## DIRECTIVE:
Reproduce, line for line and unchanged, the data from the line with "title-underline-annotation bbox=[249, 95, 509, 97]" to the line with "step-connector bbox=[46, 53, 47, 79]".

## LISTED RECORDS:
--- --- ---

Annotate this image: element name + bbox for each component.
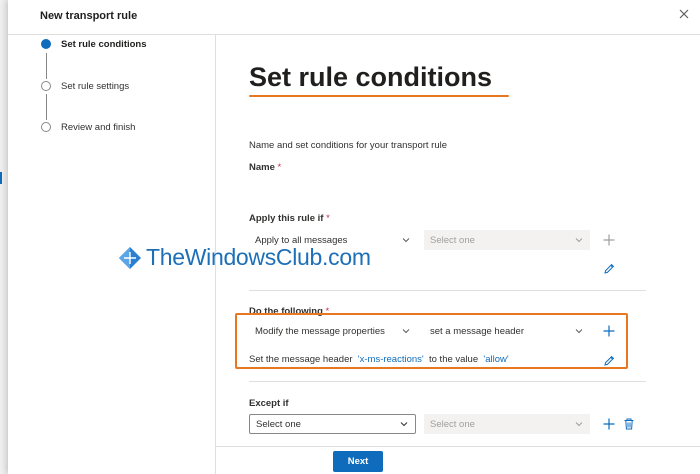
title-underline-annotation bbox=[249, 95, 509, 97]
apply-if-label: Apply this rule if * bbox=[249, 213, 330, 224]
page-subtitle: Name and set conditions for your transpo… bbox=[249, 140, 448, 151]
header-divider bbox=[8, 34, 700, 35]
step-connector bbox=[46, 53, 47, 79]
add-condition-icon[interactable] bbox=[602, 233, 616, 247]
background-nav-indicator bbox=[0, 172, 2, 184]
except-if-dropdown[interactable]: Select one bbox=[249, 414, 416, 434]
apply-if-label-text: Apply this rule if bbox=[249, 213, 324, 224]
chevron-down-icon bbox=[400, 422, 408, 427]
action-highlight-annotation bbox=[235, 313, 628, 369]
step-dot-icon bbox=[41, 122, 51, 132]
step-dot-icon bbox=[41, 81, 51, 91]
apply-if-secondary-placeholder: Select one bbox=[430, 234, 475, 246]
watermark-text: TheWindowsClub.com bbox=[146, 244, 371, 270]
required-marker: * bbox=[326, 213, 330, 224]
chevron-down-icon bbox=[402, 238, 410, 243]
transport-rule-panel: New transport rule Set rule conditions S… bbox=[8, 0, 700, 474]
footer-divider bbox=[216, 446, 700, 447]
except-if-placeholder: Select one bbox=[256, 418, 301, 430]
section-divider bbox=[249, 381, 646, 382]
step-connector bbox=[46, 94, 47, 120]
edit-condition-icon[interactable] bbox=[602, 262, 616, 276]
except-if-secondary-dropdown[interactable]: Select one bbox=[424, 414, 590, 434]
section-divider bbox=[249, 290, 646, 291]
step-active-dot-icon bbox=[41, 39, 51, 49]
next-button[interactable]: Next bbox=[333, 451, 383, 472]
step-label: Set rule conditions bbox=[61, 38, 147, 50]
watermark: TheWindowsClub.com bbox=[117, 244, 371, 271]
required-marker: * bbox=[277, 162, 282, 173]
panel-title: New transport rule bbox=[40, 10, 138, 22]
step-label: Set rule settings bbox=[61, 80, 130, 92]
windows-club-logo-icon bbox=[119, 246, 141, 269]
page-title: Set rule conditions bbox=[249, 62, 493, 92]
step-set-rule-settings[interactable]: Set rule settings bbox=[41, 79, 129, 93]
apply-if-secondary-dropdown[interactable]: Select one bbox=[424, 230, 590, 250]
name-label: Name * bbox=[249, 162, 281, 173]
add-exception-icon[interactable] bbox=[602, 417, 616, 431]
chevron-down-icon bbox=[575, 422, 583, 427]
delete-icon[interactable] bbox=[622, 417, 636, 431]
close-icon[interactable] bbox=[676, 6, 692, 22]
except-if-label: Except if bbox=[249, 398, 289, 409]
chevron-down-icon bbox=[575, 238, 583, 243]
step-set-rule-conditions[interactable]: Set rule conditions bbox=[41, 37, 147, 51]
name-label-text: Name bbox=[249, 162, 275, 173]
except-if-secondary-placeholder: Select one bbox=[430, 418, 475, 430]
step-label: Review and finish bbox=[61, 121, 136, 133]
step-review-and-finish[interactable]: Review and finish bbox=[41, 120, 135, 134]
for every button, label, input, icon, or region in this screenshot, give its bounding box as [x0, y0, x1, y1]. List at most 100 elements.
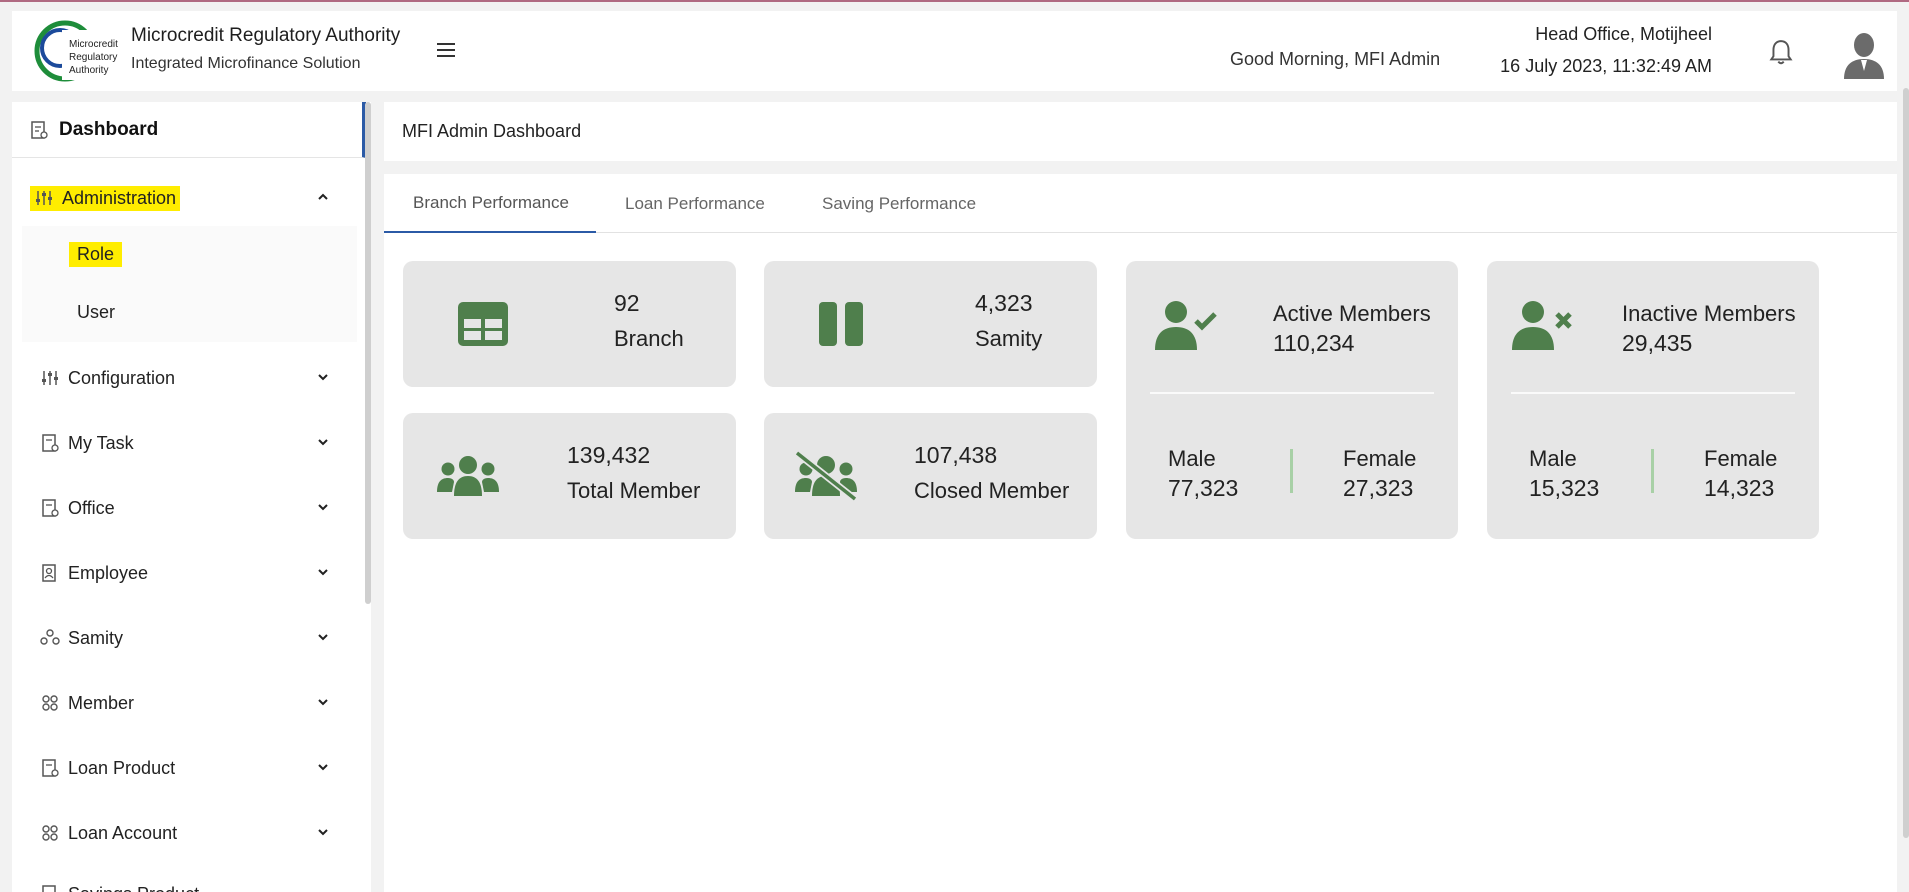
table-grid-icon — [458, 302, 508, 346]
inactive-male-count: 15,323 — [1529, 475, 1600, 501]
sidebar-item-employee[interactable]: Employee — [12, 549, 357, 597]
svg-text:Authority: Authority — [69, 65, 108, 76]
branch-count: 92 — [614, 290, 640, 316]
document-icon — [42, 434, 59, 452]
tab-branch-performance[interactable]: Branch Performance — [384, 174, 596, 233]
document-icon — [42, 885, 56, 892]
top-accent-line — [0, 0, 1909, 2]
svg-text:Microcredit: Microcredit — [69, 39, 118, 50]
branch-card: 92 Branch — [403, 261, 736, 387]
active-female-label: Female — [1343, 446, 1417, 471]
members-icon — [42, 825, 58, 841]
chevron-down-icon — [318, 634, 328, 641]
dashboard-panel: Branch Performance Loan Performance Savi… — [384, 174, 1897, 892]
closed-member-count: 107,438 — [914, 442, 998, 468]
sidebar-item-label: My Task — [68, 432, 134, 453]
sidebar-item-my-task[interactable]: My Task — [12, 419, 357, 467]
divider — [1290, 449, 1293, 493]
sidebar-dashboard-label: Dashboard — [59, 118, 159, 140]
divider — [1511, 392, 1795, 394]
org-name: Microcredit Regulatory Authority — [131, 25, 401, 46]
sidebar-item-label: Employee — [68, 562, 149, 583]
sidebar-item-member[interactable]: Member — [12, 679, 357, 727]
sidebar-role-label: Role — [69, 241, 123, 267]
sidebar-item-samity[interactable]: Samity — [12, 614, 357, 662]
members-icon — [42, 695, 58, 711]
top-header: Microcredit Regulatory Authority Microcr… — [12, 11, 1897, 91]
divider — [1150, 392, 1434, 394]
user-xmark-icon — [1512, 301, 1572, 350]
tab-saving-performance[interactable]: Saving Performance — [822, 174, 976, 233]
chevron-down-icon — [318, 374, 328, 381]
org-subtitle: Integrated Microfinance Solution — [131, 55, 361, 72]
sidebar-item-loan-product[interactable]: Loan Product — [12, 744, 357, 792]
active-male-label: Male — [1168, 446, 1216, 471]
mra-logo: Microcredit Regulatory Authority — [34, 20, 118, 82]
users-group-icon — [437, 456, 499, 496]
sidebar-administration-label: Administration — [62, 187, 177, 208]
sidebar-item-dashboard[interactable]: Dashboard — [12, 102, 366, 158]
main-content: MFI Admin Dashboard Branch Performance L… — [384, 102, 1897, 892]
sidebar-item-label: Loan Account — [68, 822, 178, 843]
samity-card: 4,323 Samity — [764, 261, 1097, 387]
document-icon — [42, 499, 59, 517]
active-members-label: Active Members — [1273, 301, 1431, 326]
chevron-down-icon — [318, 439, 328, 446]
current-datetime: 16 July 2023, 11:32:49 AM — [1500, 56, 1712, 76]
active-male-count: 77,323 — [1168, 475, 1239, 501]
pause-icon — [819, 302, 863, 346]
group-network-icon — [40, 629, 60, 645]
sidebar-item-user[interactable]: User — [22, 288, 357, 336]
chevron-down-icon — [318, 569, 328, 576]
chevron-down-icon — [318, 504, 328, 511]
sidebar-item-role[interactable]: Role — [22, 230, 357, 278]
office-name: Head Office, Motijheel — [1535, 24, 1712, 44]
sidebar-item-savings-product[interactable]: Savings Product — [12, 870, 357, 892]
chevron-up-icon — [318, 193, 328, 200]
id-card-icon — [42, 564, 56, 582]
tab-loan-performance[interactable]: Loan Performance — [625, 174, 765, 233]
sliders-icon — [42, 371, 58, 385]
closed-member-label: Closed Member — [914, 478, 1070, 503]
inactive-female-count: 14,323 — [1704, 475, 1775, 501]
page-title: MFI Admin Dashboard — [384, 102, 1897, 161]
inactive-members-card: Inactive Members 29,435 Male 15,323 Fema… — [1487, 261, 1819, 539]
tab-bar: Branch Performance Loan Performance Savi… — [384, 174, 1897, 233]
administration-highlight: Administration — [30, 185, 181, 211]
inactive-members-label: Inactive Members — [1622, 301, 1796, 326]
sidebar: Dashboard Administration Role User Confi… — [12, 102, 371, 892]
active-members-count: 110,234 — [1273, 330, 1355, 356]
sidebar-item-loan-account[interactable]: Loan Account — [12, 809, 357, 857]
sidebar-scrollbar[interactable] — [365, 102, 371, 604]
chevron-down-icon — [318, 829, 328, 836]
active-members-card: Active Members 110,234 Male 77,323 Femal… — [1126, 261, 1458, 539]
divider — [1651, 449, 1654, 493]
greeting-text: Good Morning, MFI Admin — [1230, 49, 1441, 69]
office-info: Head Office, Motijheel 16 July 2023, 11:… — [1500, 24, 1712, 77]
user-avatar-icon[interactable] — [1840, 29, 1888, 79]
sidebar-item-label: Savings Product — [68, 884, 199, 892]
inactive-male-label: Male — [1529, 446, 1577, 471]
sliders-icon — [36, 191, 52, 205]
sidebar-item-label: Configuration — [68, 367, 176, 388]
administration-submenu: Role User — [22, 226, 357, 342]
sidebar-item-office[interactable]: Office — [12, 484, 357, 532]
notification-bell-icon[interactable] — [1768, 39, 1794, 67]
svg-text:Regulatory: Regulatory — [69, 52, 117, 63]
samity-count: 4,323 — [975, 290, 1033, 316]
sidebar-item-administration[interactable]: Administration — [12, 174, 357, 222]
document-icon — [42, 759, 59, 777]
sidebar-user-label: User — [77, 301, 116, 322]
sidebar-item-label: Loan Product — [68, 757, 176, 778]
total-member-card: 139,432 Total Member — [403, 413, 736, 539]
brand: Microcredit Regulatory Authority Integra… — [131, 25, 400, 73]
hamburger-menu-icon[interactable] — [437, 43, 461, 61]
samity-label: Samity — [975, 326, 1043, 351]
page-scrollbar[interactable] — [1903, 88, 1909, 838]
closed-member-card: 107,438 Closed Member — [764, 413, 1097, 539]
total-member-label: Total Member — [567, 478, 701, 503]
sidebar-item-configuration[interactable]: Configuration — [12, 354, 357, 402]
inactive-female-label: Female — [1704, 446, 1778, 471]
sidebar-item-label: Office — [68, 497, 115, 518]
branch-label: Branch — [614, 326, 684, 351]
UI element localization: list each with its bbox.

--- --- ---

## OUTPUT:
title-underline-annotation bbox=[249, 95, 509, 97]
apply-if-label: Apply this rule if * bbox=[249, 213, 330, 224]
page-subtitle: Name and set conditions for your transpo… bbox=[249, 140, 448, 151]
header-divider bbox=[8, 34, 700, 35]
step-connector bbox=[46, 53, 47, 79]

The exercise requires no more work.